● **Goal**:
Transcribe all of the material exactly. Any picture in it should be left out.

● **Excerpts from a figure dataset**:
◇ ◇ ◇ ◇ ◇ ◇ ◇
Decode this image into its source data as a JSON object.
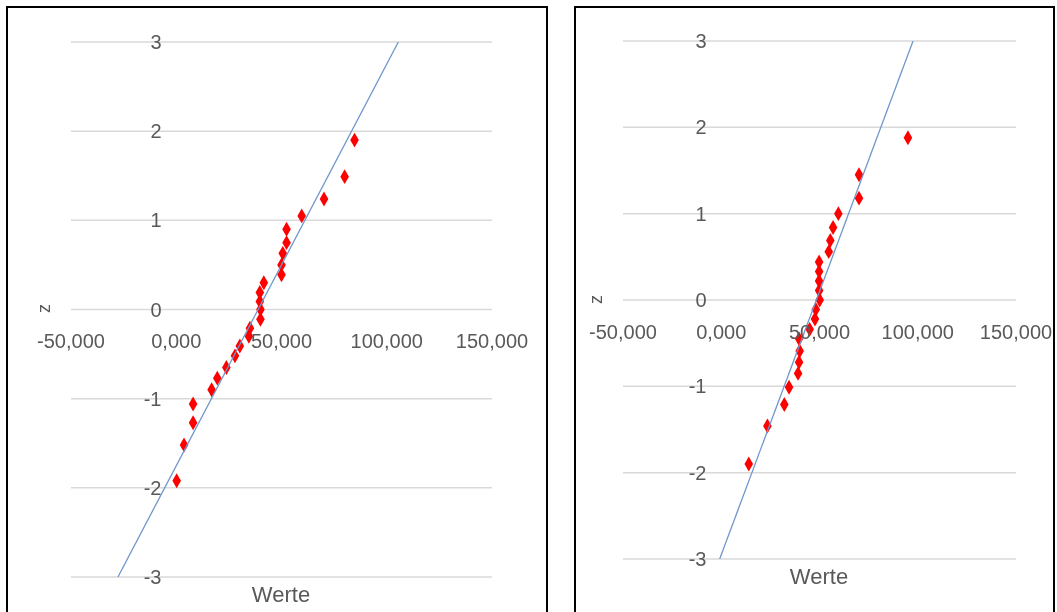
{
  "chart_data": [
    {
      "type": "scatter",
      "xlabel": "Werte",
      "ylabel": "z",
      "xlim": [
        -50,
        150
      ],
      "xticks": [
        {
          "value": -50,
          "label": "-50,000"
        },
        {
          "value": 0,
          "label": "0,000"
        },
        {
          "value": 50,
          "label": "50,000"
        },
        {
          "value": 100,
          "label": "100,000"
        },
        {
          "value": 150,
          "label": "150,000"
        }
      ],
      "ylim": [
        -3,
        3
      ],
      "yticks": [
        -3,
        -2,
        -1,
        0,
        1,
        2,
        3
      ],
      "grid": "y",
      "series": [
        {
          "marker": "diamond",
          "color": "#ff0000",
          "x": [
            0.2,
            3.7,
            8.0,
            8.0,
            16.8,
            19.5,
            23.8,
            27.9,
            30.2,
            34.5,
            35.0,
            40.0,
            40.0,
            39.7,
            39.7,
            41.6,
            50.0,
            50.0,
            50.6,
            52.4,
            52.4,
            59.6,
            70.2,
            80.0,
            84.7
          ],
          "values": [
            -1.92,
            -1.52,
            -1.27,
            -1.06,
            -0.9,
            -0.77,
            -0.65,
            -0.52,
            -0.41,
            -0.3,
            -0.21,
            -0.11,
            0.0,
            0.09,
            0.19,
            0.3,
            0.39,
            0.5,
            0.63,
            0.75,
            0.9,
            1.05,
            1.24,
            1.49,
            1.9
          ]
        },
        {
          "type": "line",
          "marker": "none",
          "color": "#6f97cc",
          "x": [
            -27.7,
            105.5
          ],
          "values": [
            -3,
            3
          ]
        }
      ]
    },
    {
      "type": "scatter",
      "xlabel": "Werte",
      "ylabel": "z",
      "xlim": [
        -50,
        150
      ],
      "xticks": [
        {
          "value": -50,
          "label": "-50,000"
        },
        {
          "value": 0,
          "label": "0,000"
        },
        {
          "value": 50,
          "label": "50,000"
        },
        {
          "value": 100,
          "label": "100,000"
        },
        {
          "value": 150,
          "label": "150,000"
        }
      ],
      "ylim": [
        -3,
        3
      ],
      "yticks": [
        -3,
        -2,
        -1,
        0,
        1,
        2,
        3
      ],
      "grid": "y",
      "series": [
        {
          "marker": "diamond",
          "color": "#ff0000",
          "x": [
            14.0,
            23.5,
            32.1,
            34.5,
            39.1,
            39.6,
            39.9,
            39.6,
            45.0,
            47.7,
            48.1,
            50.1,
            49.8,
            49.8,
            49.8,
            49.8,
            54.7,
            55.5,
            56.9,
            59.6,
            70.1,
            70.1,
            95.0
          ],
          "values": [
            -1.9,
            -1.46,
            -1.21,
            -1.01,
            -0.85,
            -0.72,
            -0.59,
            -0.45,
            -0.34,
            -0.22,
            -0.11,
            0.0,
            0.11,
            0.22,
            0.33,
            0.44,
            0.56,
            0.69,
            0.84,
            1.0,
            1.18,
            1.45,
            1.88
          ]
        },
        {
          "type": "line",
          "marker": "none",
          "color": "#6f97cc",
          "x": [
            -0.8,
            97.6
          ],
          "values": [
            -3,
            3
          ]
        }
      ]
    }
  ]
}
◇ ◇ ◇ ◇ ◇ ◇ ◇
● **Task result**:
Decode this image into its source data as a JSON object.
{
  "chart_data": [
    {
      "type": "scatter",
      "xlabel": "Werte",
      "ylabel": "z",
      "xlim": [
        -50,
        150
      ],
      "xticks": [
        {
          "value": -50,
          "label": "-50,000"
        },
        {
          "value": 0,
          "label": "0,000"
        },
        {
          "value": 50,
          "label": "50,000"
        },
        {
          "value": 100,
          "label": "100,000"
        },
        {
          "value": 150,
          "label": "150,000"
        }
      ],
      "ylim": [
        -3,
        3
      ],
      "yticks": [
        -3,
        -2,
        -1,
        0,
        1,
        2,
        3
      ],
      "grid": "y",
      "series": [
        {
          "marker": "diamond",
          "color": "#ff0000",
          "x": [
            0.2,
            3.7,
            8.0,
            8.0,
            16.8,
            19.5,
            23.8,
            27.9,
            30.2,
            34.5,
            35.0,
            40.0,
            40.0,
            39.7,
            39.7,
            41.6,
            50.0,
            50.0,
            50.6,
            52.4,
            52.4,
            59.6,
            70.2,
            80.0,
            84.7
          ],
          "values": [
            -1.92,
            -1.52,
            -1.27,
            -1.06,
            -0.9,
            -0.77,
            -0.65,
            -0.52,
            -0.41,
            -0.3,
            -0.21,
            -0.11,
            0.0,
            0.09,
            0.19,
            0.3,
            0.39,
            0.5,
            0.63,
            0.75,
            0.9,
            1.05,
            1.24,
            1.49,
            1.9
          ]
        },
        {
          "type": "line",
          "marker": "none",
          "color": "#6f97cc",
          "x": [
            -27.7,
            105.5
          ],
          "values": [
            -3,
            3
          ]
        }
      ]
    },
    {
      "type": "scatter",
      "xlabel": "Werte",
      "ylabel": "z",
      "xlim": [
        -50,
        150
      ],
      "xticks": [
        {
          "value": -50,
          "label": "-50,000"
        },
        {
          "value": 0,
          "label": "0,000"
        },
        {
          "value": 50,
          "label": "50,000"
        },
        {
          "value": 100,
          "label": "100,000"
        },
        {
          "value": 150,
          "label": "150,000"
        }
      ],
      "ylim": [
        -3,
        3
      ],
      "yticks": [
        -3,
        -2,
        -1,
        0,
        1,
        2,
        3
      ],
      "grid": "y",
      "series": [
        {
          "marker": "diamond",
          "color": "#ff0000",
          "x": [
            14.0,
            23.5,
            32.1,
            34.5,
            39.1,
            39.6,
            39.9,
            39.6,
            45.0,
            47.7,
            48.1,
            50.1,
            49.8,
            49.8,
            49.8,
            49.8,
            54.7,
            55.5,
            56.9,
            59.6,
            70.1,
            70.1,
            95.0
          ],
          "values": [
            -1.9,
            -1.46,
            -1.21,
            -1.01,
            -0.85,
            -0.72,
            -0.59,
            -0.45,
            -0.34,
            -0.22,
            -0.11,
            0.0,
            0.11,
            0.22,
            0.33,
            0.44,
            0.56,
            0.69,
            0.84,
            1.0,
            1.18,
            1.45,
            1.88
          ]
        },
        {
          "type": "line",
          "marker": "none",
          "color": "#6f97cc",
          "x": [
            -0.8,
            97.6
          ],
          "values": [
            -3,
            3
          ]
        }
      ]
    }
  ]
}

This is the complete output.